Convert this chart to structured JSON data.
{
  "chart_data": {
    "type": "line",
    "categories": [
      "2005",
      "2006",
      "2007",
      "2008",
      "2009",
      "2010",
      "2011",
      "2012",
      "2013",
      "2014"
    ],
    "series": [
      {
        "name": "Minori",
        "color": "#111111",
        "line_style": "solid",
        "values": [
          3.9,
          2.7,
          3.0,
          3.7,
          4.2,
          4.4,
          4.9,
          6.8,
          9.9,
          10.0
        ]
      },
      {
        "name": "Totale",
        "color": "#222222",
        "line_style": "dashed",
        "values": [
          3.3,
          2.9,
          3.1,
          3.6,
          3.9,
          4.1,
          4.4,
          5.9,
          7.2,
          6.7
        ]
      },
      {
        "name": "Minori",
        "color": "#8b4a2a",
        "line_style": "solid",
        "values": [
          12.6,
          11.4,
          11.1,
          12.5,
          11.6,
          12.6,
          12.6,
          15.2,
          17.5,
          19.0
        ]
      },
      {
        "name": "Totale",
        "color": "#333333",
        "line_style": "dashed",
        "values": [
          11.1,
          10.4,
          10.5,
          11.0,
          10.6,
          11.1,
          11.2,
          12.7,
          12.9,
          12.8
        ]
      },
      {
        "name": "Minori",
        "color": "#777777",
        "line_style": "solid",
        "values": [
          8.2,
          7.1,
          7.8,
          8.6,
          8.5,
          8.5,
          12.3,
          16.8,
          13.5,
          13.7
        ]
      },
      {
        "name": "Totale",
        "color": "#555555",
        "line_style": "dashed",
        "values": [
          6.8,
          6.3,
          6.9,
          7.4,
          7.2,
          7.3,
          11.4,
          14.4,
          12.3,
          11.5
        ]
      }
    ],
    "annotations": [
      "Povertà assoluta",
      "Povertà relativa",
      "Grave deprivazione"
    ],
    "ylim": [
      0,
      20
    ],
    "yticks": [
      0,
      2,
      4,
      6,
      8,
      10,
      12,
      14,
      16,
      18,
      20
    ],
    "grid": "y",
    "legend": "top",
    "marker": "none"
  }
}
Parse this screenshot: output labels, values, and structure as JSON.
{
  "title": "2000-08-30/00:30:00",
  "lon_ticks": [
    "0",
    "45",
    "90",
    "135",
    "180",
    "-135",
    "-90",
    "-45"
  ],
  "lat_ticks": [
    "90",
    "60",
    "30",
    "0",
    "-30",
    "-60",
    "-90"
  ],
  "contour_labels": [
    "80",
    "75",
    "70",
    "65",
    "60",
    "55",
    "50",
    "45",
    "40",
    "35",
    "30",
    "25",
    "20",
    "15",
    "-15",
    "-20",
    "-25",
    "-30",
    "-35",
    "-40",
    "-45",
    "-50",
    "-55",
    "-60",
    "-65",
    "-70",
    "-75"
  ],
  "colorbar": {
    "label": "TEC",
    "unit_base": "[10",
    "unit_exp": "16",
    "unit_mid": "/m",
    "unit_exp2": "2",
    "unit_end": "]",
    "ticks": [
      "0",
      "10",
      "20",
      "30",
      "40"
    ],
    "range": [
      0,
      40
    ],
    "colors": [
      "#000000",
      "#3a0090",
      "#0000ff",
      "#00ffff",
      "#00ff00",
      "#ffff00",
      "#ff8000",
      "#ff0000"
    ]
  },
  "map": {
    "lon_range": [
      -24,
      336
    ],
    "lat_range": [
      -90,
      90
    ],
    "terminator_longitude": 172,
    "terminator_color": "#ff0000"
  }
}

**********

Output the records verbatim, from the first line to the last.

[ANSWER TO THIS PROBLEM]:
Convert this chart to structured JSON data.
{
  "chart_data": {
    "type": "line",
    "categories": [
      "2005",
      "2006",
      "2007",
      "2008",
      "2009",
      "2010",
      "2011",
      "2012",
      "2013",
      "2014"
    ],
    "series": [
      {
        "name": "Minori",
        "color": "#111111",
        "line_style": "solid",
        "values": [
          3.9,
          2.7,
          3.0,
          3.7,
          4.2,
          4.4,
          4.9,
          6.8,
          9.9,
          10.0
        ]
      },
      {
        "name": "Totale",
        "color": "#222222",
        "line_style": "dashed",
        "values": [
          3.3,
          2.9,
          3.1,
          3.6,
          3.9,
          4.1,
          4.4,
          5.9,
          7.2,
          6.7
        ]
      },
      {
        "name": "Minori",
        "color": "#8b4a2a",
        "line_style": "solid",
        "values": [
          12.6,
          11.4,
          11.1,
          12.5,
          11.6,
          12.6,
          12.6,
          15.2,
          17.5,
          19.0
        ]
      },
      {
        "name": "Totale",
        "color": "#333333",
        "line_style": "dashed",
        "values": [
          11.1,
          10.4,
          10.5,
          11.0,
          10.6,
          11.1,
          11.2,
          12.7,
          12.9,
          12.8
        ]
      },
      {
        "name": "Minori",
        "color": "#777777",
        "line_style": "solid",
        "values": [
          8.2,
          7.1,
          7.8,
          8.6,
          8.5,
          8.5,
          12.3,
          16.8,
          13.5,
          13.7
        ]
      },
      {
        "name": "Totale",
        "color": "#555555",
        "line_style": "dashed",
        "values": [
          6.8,
          6.3,
          6.9,
          7.4,
          7.2,
          7.3,
          11.4,
          14.4,
          12.3,
          11.5
        ]
      }
    ],
    "annotations": [
      "Povertà assoluta",
      "Povertà relativa",
      "Grave deprivazione"
    ],
    "ylim": [
      0,
      20
    ],
    "yticks": [
      0,
      2,
      4,
      6,
      8,
      10,
      12,
      14,
      16,
      18,
      20
    ],
    "grid": "y",
    "legend": "top",
    "marker": "none"
  }
}
Parse this screenshot: output labels, values, and structure as JSON.
{
  "title": "2000-08-30/00:30:00",
  "lon_ticks": [
    "0",
    "45",
    "90",
    "135",
    "180",
    "-135",
    "-90",
    "-45"
  ],
  "lat_ticks": [
    "90",
    "60",
    "30",
    "0",
    "-30",
    "-60",
    "-90"
  ],
  "contour_labels": [
    "80",
    "75",
    "70",
    "65",
    "60",
    "55",
    "50",
    "45",
    "40",
    "35",
    "30",
    "25",
    "20",
    "15",
    "-15",
    "-20",
    "-25",
    "-30",
    "-35",
    "-40",
    "-45",
    "-50",
    "-55",
    "-60",
    "-65",
    "-70",
    "-75"
  ],
  "colorbar": {
    "label": "TEC",
    "unit_base": "[10",
    "unit_exp": "16",
    "unit_mid": "/m",
    "unit_exp2": "2",
    "unit_end": "]",
    "ticks": [
      "0",
      "10",
      "20",
      "30",
      "40"
    ],
    "range": [
      0,
      40
    ],
    "colors": [
      "#000000",
      "#3a0090",
      "#0000ff",
      "#00ffff",
      "#00ff00",
      "#ffff00",
      "#ff8000",
      "#ff0000"
    ]
  },
  "map": {
    "lon_range": [
      -24,
      336
    ],
    "lat_range": [
      -90,
      90
    ],
    "terminator_longitude": 172,
    "terminator_color": "#ff0000"
  }
}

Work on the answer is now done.